**What is being asked**
Return a copy of every line in the records that includes the word "color".

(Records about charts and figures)
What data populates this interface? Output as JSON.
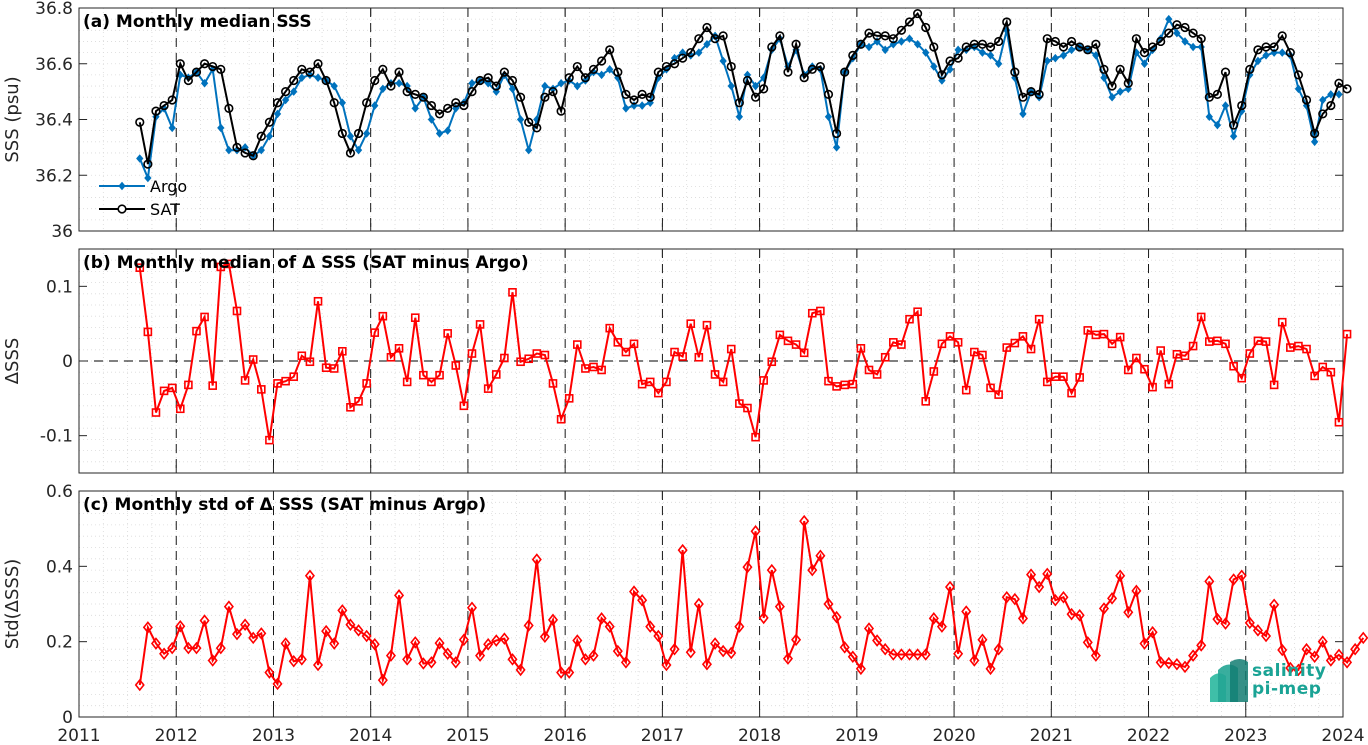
{
  "chart_data": [
    {
      "type": "line",
      "title": "(a) Monthly median SSS",
      "xlabel": "",
      "ylabel": "SSS (psu)",
      "xlim": [
        2011,
        2024
      ],
      "ylim": [
        36,
        36.8
      ],
      "xticks": [
        "2011",
        "2012",
        "2013",
        "2014",
        "2015",
        "2016",
        "2017",
        "2018",
        "2019",
        "2020",
        "2021",
        "2022",
        "2023",
        "2024"
      ],
      "yticks": [
        "36",
        "36.2",
        "36.4",
        "36.6",
        "36.8"
      ],
      "legend": "bottom-left",
      "grid": "dotted",
      "x_start": "2011-08",
      "series": [
        {
          "name": "Argo",
          "color": "#0072BD",
          "marker": "diamond",
          "values": [
            36.26,
            36.19,
            36.41,
            36.44,
            36.37,
            36.56,
            36.55,
            36.57,
            36.53,
            36.58,
            36.37,
            36.29,
            36.29,
            36.3,
            36.27,
            36.29,
            36.34,
            36.42,
            36.47,
            36.5,
            36.55,
            36.56,
            36.55,
            36.54,
            36.52,
            36.46,
            36.34,
            36.29,
            36.35,
            36.45,
            36.51,
            36.53,
            36.53,
            36.52,
            36.44,
            36.48,
            36.4,
            36.35,
            36.36,
            36.44,
            36.46,
            36.53,
            36.54,
            36.53,
            36.5,
            36.56,
            36.51,
            36.4,
            36.29,
            36.4,
            36.52,
            36.51,
            36.53,
            36.54,
            36.52,
            36.54,
            36.57,
            36.56,
            36.58,
            36.55,
            36.44,
            36.45,
            36.45,
            36.46,
            36.55,
            36.58,
            36.62,
            36.64,
            36.63,
            36.64,
            36.67,
            36.7,
            36.61,
            36.52,
            36.41,
            36.56,
            36.52,
            36.55,
            36.65,
            36.69,
            36.59,
            36.65,
            36.56,
            36.59,
            36.58,
            36.41,
            36.3,
            36.57,
            36.62,
            36.67,
            36.66,
            36.68,
            36.65,
            36.67,
            36.68,
            36.69,
            36.67,
            36.64,
            36.59,
            36.54,
            36.58,
            36.65,
            36.65,
            36.66,
            36.64,
            36.63,
            36.6,
            36.72,
            36.55,
            36.42,
            36.5,
            36.48,
            36.61,
            36.62,
            36.63,
            36.65,
            36.66,
            36.65,
            36.63,
            36.55,
            36.48,
            36.5,
            36.51,
            36.64,
            36.6,
            36.65,
            36.69,
            36.76,
            36.71,
            36.68,
            36.66,
            36.66,
            36.41,
            36.38,
            36.45,
            36.34,
            36.43,
            36.56,
            36.61,
            36.63,
            36.64,
            36.64,
            36.63,
            36.51,
            36.45,
            36.32,
            36.47,
            36.49,
            36.49
          ]
        },
        {
          "name": "SAT",
          "color": "#000000",
          "marker": "circle",
          "values": [
            36.39,
            36.24,
            36.43,
            36.45,
            36.47,
            36.6,
            36.54,
            36.57,
            36.6,
            36.59,
            36.58,
            36.44,
            36.3,
            36.28,
            36.27,
            36.34,
            36.39,
            36.46,
            36.5,
            36.54,
            36.58,
            36.57,
            36.6,
            36.54,
            36.46,
            36.35,
            36.28,
            36.35,
            36.46,
            36.54,
            36.58,
            36.52,
            36.57,
            36.5,
            36.49,
            36.48,
            36.45,
            36.42,
            36.44,
            36.46,
            36.45,
            36.5,
            36.54,
            36.55,
            36.52,
            36.57,
            36.54,
            36.48,
            36.39,
            36.37,
            36.48,
            36.5,
            36.43,
            36.55,
            36.59,
            36.55,
            36.58,
            36.61,
            36.65,
            36.57,
            36.49,
            36.47,
            36.49,
            36.48,
            36.57,
            36.59,
            36.6,
            36.62,
            36.64,
            36.69,
            36.73,
            36.69,
            36.7,
            36.59,
            36.46,
            36.54,
            36.48,
            36.51,
            36.66,
            36.7,
            36.57,
            36.67,
            36.55,
            36.58,
            36.59,
            36.49,
            36.35,
            36.57,
            36.63,
            36.67,
            36.71,
            36.7,
            36.7,
            36.69,
            36.72,
            36.75,
            36.78,
            36.73,
            36.66,
            36.56,
            36.61,
            36.62,
            36.66,
            36.67,
            36.67,
            36.66,
            36.68,
            36.75,
            36.57,
            36.48,
            36.5,
            36.49,
            36.69,
            36.68,
            36.66,
            36.68,
            36.66,
            36.65,
            36.67,
            36.58,
            36.52,
            36.58,
            36.53,
            36.69,
            36.64,
            36.66,
            36.68,
            36.71,
            36.74,
            36.73,
            36.71,
            36.69,
            36.48,
            36.49,
            36.57,
            36.38,
            36.45,
            36.58,
            36.65,
            36.66,
            36.66,
            36.7,
            36.64,
            36.56,
            36.47,
            36.35,
            36.42,
            36.45,
            36.53,
            36.51
          ]
        }
      ]
    },
    {
      "type": "line",
      "title": "(b) Monthly median of Δ SSS (SAT minus Argo)",
      "xlabel": "",
      "ylabel": "ΔSSS",
      "xlim": [
        2011,
        2024
      ],
      "ylim": [
        -0.15,
        0.15
      ],
      "xticks": [
        "2011",
        "2012",
        "2013",
        "2014",
        "2015",
        "2016",
        "2017",
        "2018",
        "2019",
        "2020",
        "2021",
        "2022",
        "2023",
        "2024"
      ],
      "yticks": [
        "-0.1",
        "0",
        "0.1"
      ],
      "grid": "dotted",
      "reference_line": 0,
      "x_start": "2011-08",
      "series": [
        {
          "name": "",
          "color": "#FF0000",
          "marker": "square",
          "values": [
            0.125,
            0.039,
            -0.069,
            -0.04,
            -0.036,
            -0.064,
            -0.032,
            0.04,
            0.059,
            -0.033,
            0.126,
            0.13,
            0.067,
            -0.026,
            0.002,
            -0.038,
            -0.106,
            -0.03,
            -0.027,
            -0.021,
            0.007,
            -0.001,
            0.08,
            -0.009,
            -0.01,
            0.013,
            -0.062,
            -0.054,
            -0.03,
            0.038,
            0.06,
            0.005,
            0.017,
            -0.028,
            0.058,
            -0.019,
            -0.028,
            -0.019,
            0.037,
            -0.006,
            -0.06,
            0.01,
            0.049,
            -0.037,
            -0.018,
            0.004,
            0.092,
            -0.001,
            0.003,
            0.01,
            0.008,
            -0.03,
            -0.078,
            -0.05,
            0.022,
            -0.01,
            -0.008,
            -0.012,
            0.044,
            0.025,
            0.012,
            0.023,
            -0.031,
            -0.028,
            -0.043,
            -0.028,
            0.012,
            0.006,
            0.05,
            0.005,
            0.048,
            -0.018,
            -0.028,
            0.016,
            -0.057,
            -0.063,
            -0.102,
            -0.026,
            -0.001,
            0.035,
            0.027,
            0.022,
            0.011,
            0.064,
            0.067,
            -0.027,
            -0.034,
            -0.032,
            -0.031,
            0.017,
            -0.012,
            -0.018,
            0.005,
            0.025,
            0.022,
            0.056,
            0.066,
            -0.054,
            -0.014,
            0.023,
            0.033,
            0.025,
            -0.039,
            0.012,
            0.008,
            -0.036,
            -0.045,
            0.018,
            0.024,
            0.033,
            0.016,
            0.056,
            -0.028,
            -0.021,
            -0.021,
            -0.043,
            -0.022,
            0.041,
            0.035,
            0.036,
            0.023,
            0.032,
            -0.012,
            0.004,
            -0.011,
            -0.035,
            0.014,
            -0.031,
            0.009,
            0.007,
            0.02,
            0.059,
            0.026,
            0.027,
            0.023,
            -0.007,
            -0.023,
            0.01,
            0.027,
            0.026,
            -0.032,
            0.052,
            0.018,
            0.02,
            0.016,
            -0.02,
            -0.008,
            -0.015,
            -0.082,
            0.036
          ]
        }
      ]
    },
    {
      "type": "line",
      "title": "(c) Monthly std of Δ SSS (SAT minus Argo)",
      "xlabel": "",
      "ylabel": "Std(ΔSSS)",
      "xlim": [
        2011,
        2024
      ],
      "ylim": [
        0,
        0.6
      ],
      "xticks": [
        "2011",
        "2012",
        "2013",
        "2014",
        "2015",
        "2016",
        "2017",
        "2018",
        "2019",
        "2020",
        "2021",
        "2022",
        "2023",
        "2024"
      ],
      "yticks": [
        "0",
        "0.2",
        "0.4",
        "0.6"
      ],
      "grid": "dotted",
      "x_start": "2011-08",
      "series": [
        {
          "name": "",
          "color": "#FF0000",
          "marker": "diamond",
          "values": [
            0.085,
            0.238,
            0.195,
            0.168,
            0.183,
            0.241,
            0.183,
            0.183,
            0.256,
            0.15,
            0.183,
            0.293,
            0.22,
            0.245,
            0.21,
            0.222,
            0.118,
            0.088,
            0.195,
            0.148,
            0.153,
            0.375,
            0.138,
            0.228,
            0.195,
            0.283,
            0.245,
            0.23,
            0.215,
            0.193,
            0.098,
            0.163,
            0.323,
            0.153,
            0.198,
            0.142,
            0.145,
            0.196,
            0.168,
            0.145,
            0.205,
            0.29,
            0.163,
            0.193,
            0.203,
            0.208,
            0.153,
            0.125,
            0.243,
            0.418,
            0.213,
            0.258,
            0.118,
            0.118,
            0.203,
            0.153,
            0.163,
            0.262,
            0.24,
            0.175,
            0.145,
            0.333,
            0.31,
            0.24,
            0.215,
            0.138,
            0.18,
            0.443,
            0.172,
            0.3,
            0.14,
            0.195,
            0.175,
            0.17,
            0.24,
            0.398,
            0.493,
            0.263,
            0.39,
            0.293,
            0.155,
            0.205,
            0.52,
            0.39,
            0.428,
            0.3,
            0.265,
            0.185,
            0.16,
            0.128,
            0.235,
            0.203,
            0.18,
            0.166,
            0.166,
            0.166,
            0.166,
            0.166,
            0.262,
            0.24,
            0.345,
            0.168,
            0.28,
            0.15,
            0.205,
            0.128,
            0.18,
            0.318,
            0.313,
            0.262,
            0.378,
            0.345,
            0.38,
            0.31,
            0.318,
            0.273,
            0.27,
            0.198,
            0.163,
            0.288,
            0.315,
            0.375,
            0.278,
            0.335,
            0.195,
            0.225,
            0.145,
            0.143,
            0.14,
            0.133,
            0.163,
            0.19,
            0.36,
            0.26,
            0.248,
            0.365,
            0.375,
            0.25,
            0.23,
            0.215,
            0.298,
            0.178,
            0.13,
            0.125,
            0.18,
            0.16,
            0.2,
            0.15,
            0.165,
            0.145,
            0.18,
            0.21
          ]
        }
      ]
    }
  ],
  "logo": {
    "line1": "salinity",
    "line2": "pi-mep",
    "color": "#1aa395"
  }
}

**Result of the exercise**
          "color": "#0072BD",
          "color": "#000000",
          "color": "#FF0000",
          "color": "#FF0000",
    "color": "#1aa395"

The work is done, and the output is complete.